[Stored data]:
+++
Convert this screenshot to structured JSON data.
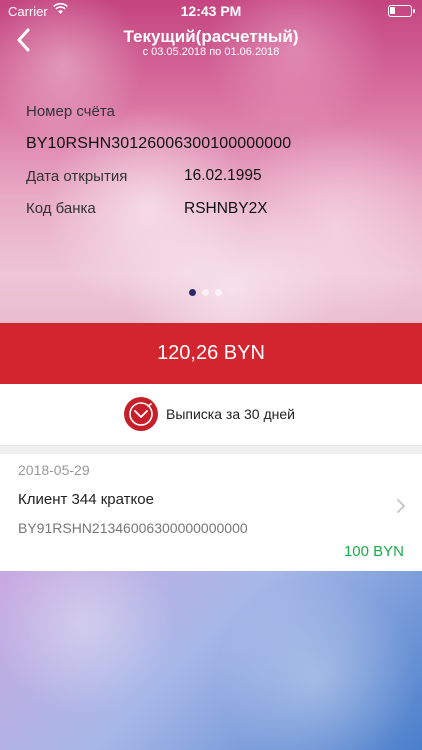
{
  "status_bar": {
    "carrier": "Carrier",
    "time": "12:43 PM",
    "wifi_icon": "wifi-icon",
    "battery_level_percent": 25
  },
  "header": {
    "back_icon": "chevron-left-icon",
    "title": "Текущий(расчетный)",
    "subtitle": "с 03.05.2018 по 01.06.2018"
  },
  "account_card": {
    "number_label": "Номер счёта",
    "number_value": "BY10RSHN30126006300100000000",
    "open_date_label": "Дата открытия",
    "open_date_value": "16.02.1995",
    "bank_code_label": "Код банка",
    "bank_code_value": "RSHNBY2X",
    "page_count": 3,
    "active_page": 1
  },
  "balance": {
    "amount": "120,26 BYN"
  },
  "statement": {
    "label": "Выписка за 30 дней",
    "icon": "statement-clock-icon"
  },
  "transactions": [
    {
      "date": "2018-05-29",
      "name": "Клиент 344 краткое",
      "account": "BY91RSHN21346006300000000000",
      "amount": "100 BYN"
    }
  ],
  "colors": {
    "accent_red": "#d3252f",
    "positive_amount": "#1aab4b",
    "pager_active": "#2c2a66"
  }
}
+++
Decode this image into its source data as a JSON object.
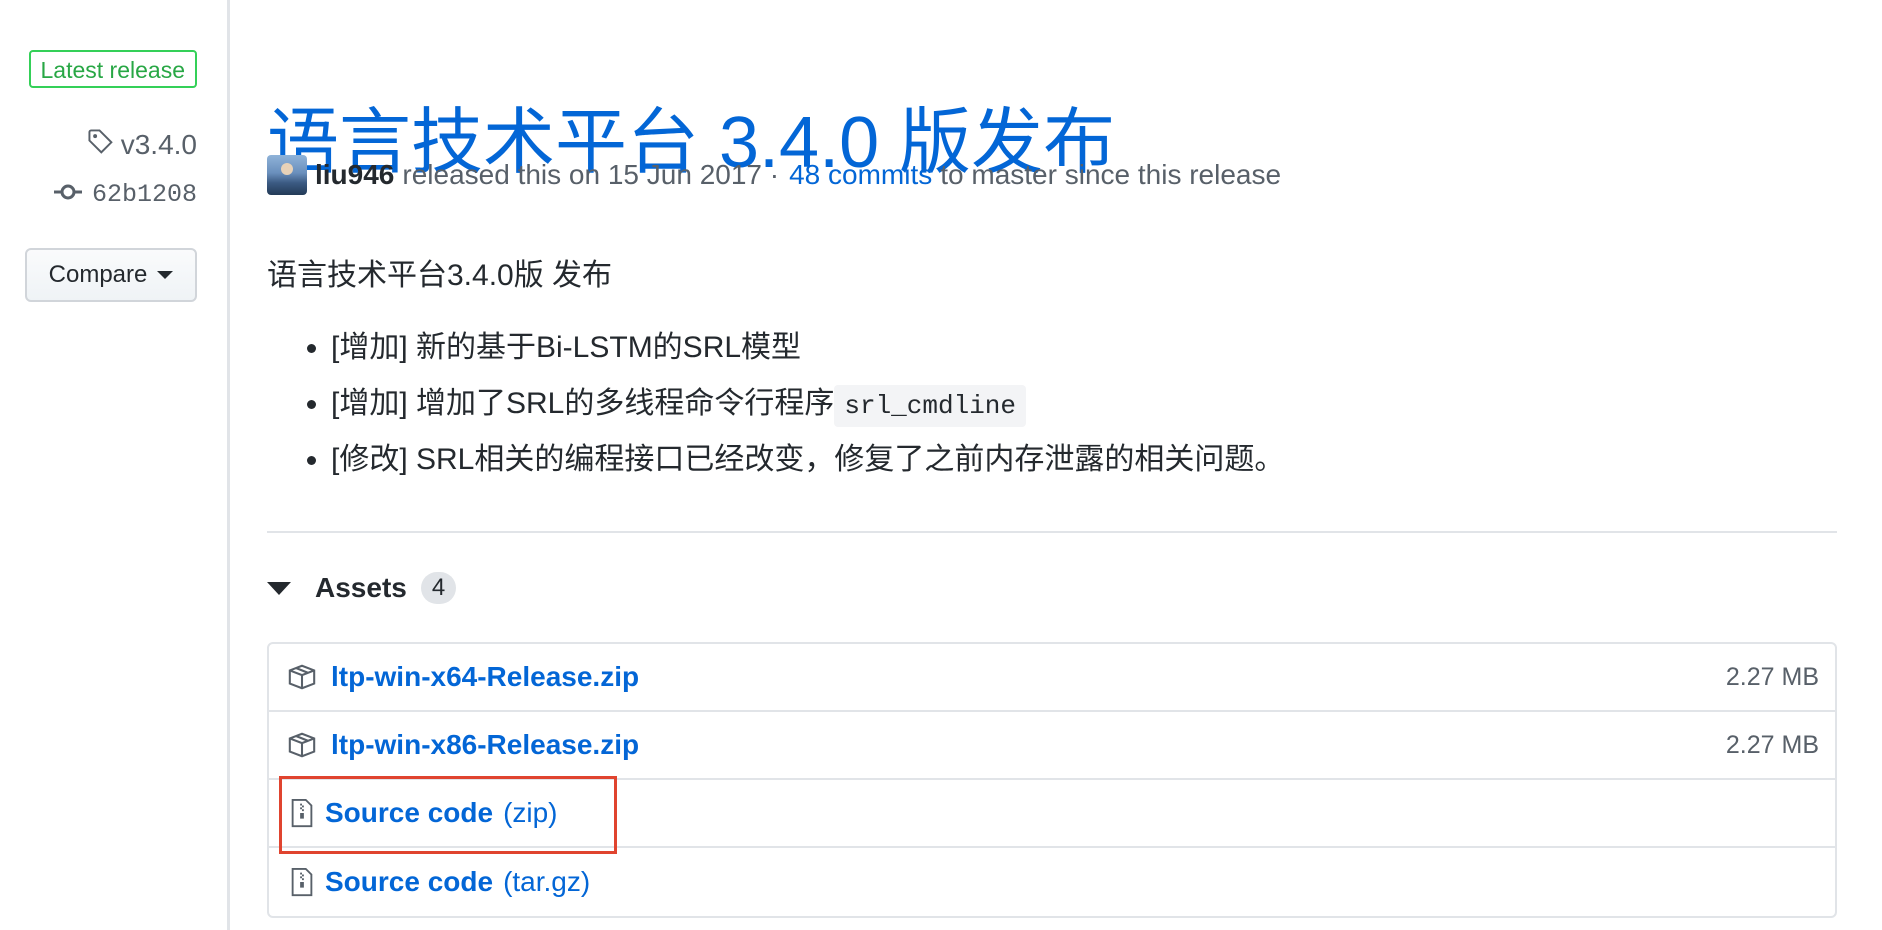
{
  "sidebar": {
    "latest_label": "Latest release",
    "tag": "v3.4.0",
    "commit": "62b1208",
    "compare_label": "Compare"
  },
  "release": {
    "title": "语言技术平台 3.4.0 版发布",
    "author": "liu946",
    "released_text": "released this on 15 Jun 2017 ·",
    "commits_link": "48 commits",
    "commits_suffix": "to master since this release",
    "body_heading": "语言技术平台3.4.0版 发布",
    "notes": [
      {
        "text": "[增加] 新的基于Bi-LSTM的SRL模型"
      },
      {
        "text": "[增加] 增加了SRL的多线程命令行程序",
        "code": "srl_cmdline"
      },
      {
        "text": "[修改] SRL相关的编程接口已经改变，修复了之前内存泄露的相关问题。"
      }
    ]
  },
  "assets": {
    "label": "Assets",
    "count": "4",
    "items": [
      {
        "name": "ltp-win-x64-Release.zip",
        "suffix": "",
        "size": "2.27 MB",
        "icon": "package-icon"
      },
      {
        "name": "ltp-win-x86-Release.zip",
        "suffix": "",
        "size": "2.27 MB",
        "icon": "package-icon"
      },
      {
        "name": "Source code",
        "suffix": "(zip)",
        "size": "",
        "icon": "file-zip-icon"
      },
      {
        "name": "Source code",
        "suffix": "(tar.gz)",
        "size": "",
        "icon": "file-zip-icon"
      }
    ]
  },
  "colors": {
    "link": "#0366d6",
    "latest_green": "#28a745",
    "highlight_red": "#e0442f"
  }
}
+++
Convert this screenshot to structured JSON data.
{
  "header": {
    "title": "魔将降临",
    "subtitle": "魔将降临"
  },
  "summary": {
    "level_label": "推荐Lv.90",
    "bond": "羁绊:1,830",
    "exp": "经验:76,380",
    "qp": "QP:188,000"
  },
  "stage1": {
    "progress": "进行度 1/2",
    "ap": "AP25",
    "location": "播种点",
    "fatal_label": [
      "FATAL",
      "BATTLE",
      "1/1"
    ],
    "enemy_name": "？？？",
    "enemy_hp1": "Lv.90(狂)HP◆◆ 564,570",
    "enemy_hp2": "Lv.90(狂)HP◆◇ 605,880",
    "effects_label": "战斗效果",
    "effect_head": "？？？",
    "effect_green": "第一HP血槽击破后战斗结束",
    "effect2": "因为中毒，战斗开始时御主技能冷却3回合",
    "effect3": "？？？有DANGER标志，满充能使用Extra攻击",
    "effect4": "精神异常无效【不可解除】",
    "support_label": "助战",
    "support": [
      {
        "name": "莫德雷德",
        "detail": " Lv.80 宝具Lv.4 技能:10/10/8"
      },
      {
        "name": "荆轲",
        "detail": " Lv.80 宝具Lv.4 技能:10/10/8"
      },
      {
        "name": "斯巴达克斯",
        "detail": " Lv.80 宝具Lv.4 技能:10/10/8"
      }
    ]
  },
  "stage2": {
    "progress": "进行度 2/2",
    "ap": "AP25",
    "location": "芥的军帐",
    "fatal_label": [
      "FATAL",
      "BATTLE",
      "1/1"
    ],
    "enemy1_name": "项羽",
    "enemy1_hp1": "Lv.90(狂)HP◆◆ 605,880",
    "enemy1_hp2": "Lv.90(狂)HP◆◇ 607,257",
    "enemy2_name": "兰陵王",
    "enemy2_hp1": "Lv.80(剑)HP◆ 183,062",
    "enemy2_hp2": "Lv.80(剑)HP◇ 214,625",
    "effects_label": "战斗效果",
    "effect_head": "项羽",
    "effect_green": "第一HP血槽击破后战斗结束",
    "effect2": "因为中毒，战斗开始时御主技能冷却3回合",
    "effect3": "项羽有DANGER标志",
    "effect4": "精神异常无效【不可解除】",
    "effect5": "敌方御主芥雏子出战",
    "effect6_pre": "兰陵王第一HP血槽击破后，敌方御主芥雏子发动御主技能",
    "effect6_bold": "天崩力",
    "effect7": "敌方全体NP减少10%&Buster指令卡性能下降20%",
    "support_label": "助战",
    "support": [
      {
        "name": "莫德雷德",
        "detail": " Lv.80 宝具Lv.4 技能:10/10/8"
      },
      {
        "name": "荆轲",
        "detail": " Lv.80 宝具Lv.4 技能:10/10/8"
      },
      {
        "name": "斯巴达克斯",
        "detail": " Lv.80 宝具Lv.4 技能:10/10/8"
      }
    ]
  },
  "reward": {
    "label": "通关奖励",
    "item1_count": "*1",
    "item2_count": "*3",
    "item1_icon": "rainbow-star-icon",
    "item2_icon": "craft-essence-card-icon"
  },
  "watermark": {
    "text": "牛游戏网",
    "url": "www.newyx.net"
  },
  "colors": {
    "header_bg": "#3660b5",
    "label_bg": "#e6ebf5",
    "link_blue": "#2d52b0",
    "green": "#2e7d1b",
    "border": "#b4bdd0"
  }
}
+++
[Task directions]:
Determine how many lines of the listing above hold the word "this". Report that number without anything else.

[Correct output]:
5